- **REQUIREMENTS**
Word for word, restate every line of the listing that follows.

====== GIVEN RECORDS ======

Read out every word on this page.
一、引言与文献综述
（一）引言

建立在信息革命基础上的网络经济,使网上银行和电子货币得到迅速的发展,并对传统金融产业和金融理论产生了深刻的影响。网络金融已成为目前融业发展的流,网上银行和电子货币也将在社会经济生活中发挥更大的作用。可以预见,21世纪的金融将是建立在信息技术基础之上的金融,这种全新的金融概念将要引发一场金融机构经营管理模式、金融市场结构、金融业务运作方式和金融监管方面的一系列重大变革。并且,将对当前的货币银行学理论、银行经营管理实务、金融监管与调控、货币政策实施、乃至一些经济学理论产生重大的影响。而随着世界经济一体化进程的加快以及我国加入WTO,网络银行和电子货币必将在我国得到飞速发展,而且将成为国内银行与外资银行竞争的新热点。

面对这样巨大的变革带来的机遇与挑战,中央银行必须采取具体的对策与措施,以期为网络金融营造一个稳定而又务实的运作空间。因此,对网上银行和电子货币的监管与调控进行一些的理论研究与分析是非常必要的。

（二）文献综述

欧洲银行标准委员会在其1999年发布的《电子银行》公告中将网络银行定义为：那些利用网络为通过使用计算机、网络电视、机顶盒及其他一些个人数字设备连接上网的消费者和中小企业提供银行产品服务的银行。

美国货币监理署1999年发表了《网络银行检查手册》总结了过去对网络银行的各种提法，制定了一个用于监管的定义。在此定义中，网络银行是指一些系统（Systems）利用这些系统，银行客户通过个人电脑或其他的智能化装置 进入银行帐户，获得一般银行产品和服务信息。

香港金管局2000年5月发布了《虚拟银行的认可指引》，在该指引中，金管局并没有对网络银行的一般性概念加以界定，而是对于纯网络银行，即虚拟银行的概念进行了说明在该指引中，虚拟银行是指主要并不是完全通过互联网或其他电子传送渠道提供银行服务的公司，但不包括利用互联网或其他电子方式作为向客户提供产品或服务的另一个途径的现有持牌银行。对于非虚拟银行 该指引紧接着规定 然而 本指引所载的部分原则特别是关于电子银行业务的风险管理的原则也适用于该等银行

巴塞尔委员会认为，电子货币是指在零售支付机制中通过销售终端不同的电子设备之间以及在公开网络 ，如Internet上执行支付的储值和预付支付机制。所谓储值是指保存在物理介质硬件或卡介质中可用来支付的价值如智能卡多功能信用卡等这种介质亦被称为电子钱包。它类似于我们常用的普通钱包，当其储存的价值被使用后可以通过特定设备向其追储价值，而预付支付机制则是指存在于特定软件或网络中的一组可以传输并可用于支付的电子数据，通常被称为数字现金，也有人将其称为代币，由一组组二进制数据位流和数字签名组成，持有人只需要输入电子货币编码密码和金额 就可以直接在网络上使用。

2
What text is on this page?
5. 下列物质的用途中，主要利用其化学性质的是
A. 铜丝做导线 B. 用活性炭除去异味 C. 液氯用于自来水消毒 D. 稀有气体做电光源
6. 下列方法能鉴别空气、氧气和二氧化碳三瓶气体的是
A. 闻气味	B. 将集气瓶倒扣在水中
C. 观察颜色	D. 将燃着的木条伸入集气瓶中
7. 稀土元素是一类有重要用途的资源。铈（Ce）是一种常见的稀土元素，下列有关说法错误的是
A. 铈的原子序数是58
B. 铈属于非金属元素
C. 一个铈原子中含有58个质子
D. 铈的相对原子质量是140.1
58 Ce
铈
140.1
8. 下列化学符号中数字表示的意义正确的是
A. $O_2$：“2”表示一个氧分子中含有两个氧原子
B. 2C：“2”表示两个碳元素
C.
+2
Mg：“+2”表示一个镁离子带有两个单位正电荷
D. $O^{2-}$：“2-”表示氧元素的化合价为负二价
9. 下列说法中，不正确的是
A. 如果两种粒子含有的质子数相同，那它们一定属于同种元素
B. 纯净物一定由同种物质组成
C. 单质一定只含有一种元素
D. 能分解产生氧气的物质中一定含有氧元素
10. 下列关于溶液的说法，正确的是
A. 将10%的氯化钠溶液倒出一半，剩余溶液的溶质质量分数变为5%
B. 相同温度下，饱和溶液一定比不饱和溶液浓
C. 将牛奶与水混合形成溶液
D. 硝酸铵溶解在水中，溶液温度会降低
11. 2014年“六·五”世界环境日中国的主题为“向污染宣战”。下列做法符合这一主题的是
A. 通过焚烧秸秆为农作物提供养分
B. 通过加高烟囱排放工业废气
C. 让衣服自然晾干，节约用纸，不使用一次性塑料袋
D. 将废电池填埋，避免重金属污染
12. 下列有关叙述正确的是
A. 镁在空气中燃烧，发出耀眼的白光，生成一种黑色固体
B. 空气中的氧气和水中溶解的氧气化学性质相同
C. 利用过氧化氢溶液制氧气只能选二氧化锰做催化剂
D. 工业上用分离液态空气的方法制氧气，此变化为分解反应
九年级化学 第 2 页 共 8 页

======

- **TASK OUTPUT**
Read out every word on this page.
一、引言与文献综述
（一）引言

建立在信息革命基础上的网络经济,使网上银行和电子货币得到迅速的发展,并对传统金融产业和金融理论产生了深刻的影响。网络金融已成为目前融业发展的流,网上银行和电子货币也将在社会经济生活中发挥更大的作用。可以预见,21世纪的金融将是建立在信息技术基础之上的金融,这种全新的金融概念将要引发一场金融机构经营管理模式、金融市场结构、金融业务运作方式和金融监管方面的一系列重大变革。并且,将对当前的货币银行学理论、银行经营管理实务、金融监管与调控、货币政策实施、乃至一些经济学理论产生重大的影响。而随着世界经济一体化进程的加快以及我国加入WTO,网络银行和电子货币必将在我国得到飞速发展,而且将成为国内银行与外资银行竞争的新热点。

面对这样巨大的变革带来的机遇与挑战,中央银行必须采取具体的对策与措施,以期为网络金融营造一个稳定而又务实的运作空间。因此,对网上银行和电子货币的监管与调控进行一些的理论研究与分析是非常必要的。

（二）文献综述

欧洲银行标准委员会在其1999年发布的《电子银行》公告中将网络银行定义为：那些利用网络为通过使用计算机、网络电视、机顶盒及其他一些个人数字设备连接上网的消费者和中小企业提供银行产品服务的银行。

美国货币监理署1999年发表了《网络银行检查手册》总结了过去对网络银行的各种提法，制定了一个用于监管的定义。在此定义中，网络银行是指一些系统（Systems）利用这些系统，银行客户通过个人电脑或其他的智能化装置 进入银行帐户，获得一般银行产品和服务信息。

香港金管局2000年5月发布了《虚拟银行的认可指引》，在该指引中，金管局并没有对网络银行的一般性概念加以界定，而是对于纯网络银行，即虚拟银行的概念进行了说明在该指引中，虚拟银行是指主要并不是完全通过互联网或其他电子传送渠道提供银行服务的公司，但不包括利用互联网或其他电子方式作为向客户提供产品或服务的另一个途径的现有持牌银行。对于非虚拟银行 该指引紧接着规定 然而 本指引所载的部分原则特别是关于电子银行业务的风险管理的原则也适用于该等银行

巴塞尔委员会认为，电子货币是指在零售支付机制中通过销售终端不同的电子设备之间以及在公开网络 ，如Internet上执行支付的储值和预付支付机制。所谓储值是指保存在物理介质硬件或卡介质中可用来支付的价值如智能卡多功能信用卡等这种介质亦被称为电子钱包。它类似于我们常用的普通钱包，当其储存的价值被使用后可以通过特定设备向其追储价值，而预付支付机制则是指存在于特定软件或网络中的一组可以传输并可用于支付的电子数据，通常被称为数字现金，也有人将其称为代币，由一组组二进制数据位流和数字签名组成，持有人只需要输入电子货币编码密码和金额 就可以直接在网络上使用。

2
What text is on this page?
5. 下列物质的用途中，主要利用其化学性质的是
A. 铜丝做导线 B. 用活性炭除去异味 C. 液氯用于自来水消毒 D. 稀有气体做电光源
6. 下列方法能鉴别空气、氧气和二氧化碳三瓶气体的是
A. 闻气味	B. 将集气瓶倒扣在水中
C. 观察颜色	D. 将燃着的木条伸入集气瓶中
7. 稀土元素是一类有重要用途的资源。铈（Ce）是一种常见的稀土元素，下列有关说法错误的是
A. 铈的原子序数是58
B. 铈属于非金属元素
C. 一个铈原子中含有58个质子
D. 铈的相对原子质量是140.1
58 Ce
铈
140.1
8. 下列化学符号中数字表示的意义正确的是
A. $O_2$：“2”表示一个氧分子中含有两个氧原子
B. 2C：“2”表示两个碳元素
C.
+2
Mg：“+2”表示一个镁离子带有两个单位正电荷
D. $O^{2-}$：“2-”表示氧元素的化合价为负二价
9. 下列说法中，不正确的是
A. 如果两种粒子含有的质子数相同，那它们一定属于同种元素
B. 纯净物一定由同种物质组成
C. 单质一定只含有一种元素
D. 能分解产生氧气的物质中一定含有氧元素
10. 下列关于溶液的说法，正确的是
A. 将10%的氯化钠溶液倒出一半，剩余溶液的溶质质量分数变为5%
B. 相同温度下，饱和溶液一定比不饱和溶液浓
C. 将牛奶与水混合形成溶液
D. 硝酸铵溶解在水中，溶液温度会降低
11. 2014年“六·五”世界环境日中国的主题为“向污染宣战”。下列做法符合这一主题的是
A. 通过焚烧秸秆为农作物提供养分
B. 通过加高烟囱排放工业废气
C. 让衣服自然晾干，节约用纸，不使用一次性塑料袋
D. 将废电池填埋，避免重金属污染
12. 下列有关叙述正确的是
A. 镁在空气中燃烧，发出耀眼的白光，生成一种黑色固体
B. 空气中的氧气和水中溶解的氧气化学性质相同
C. 利用过氧化氢溶液制氧气只能选二氧化锰做催化剂
D. 工业上用分离液态空气的方法制氧气，此变化为分解反应
九年级化学 第 2 页 共 8 页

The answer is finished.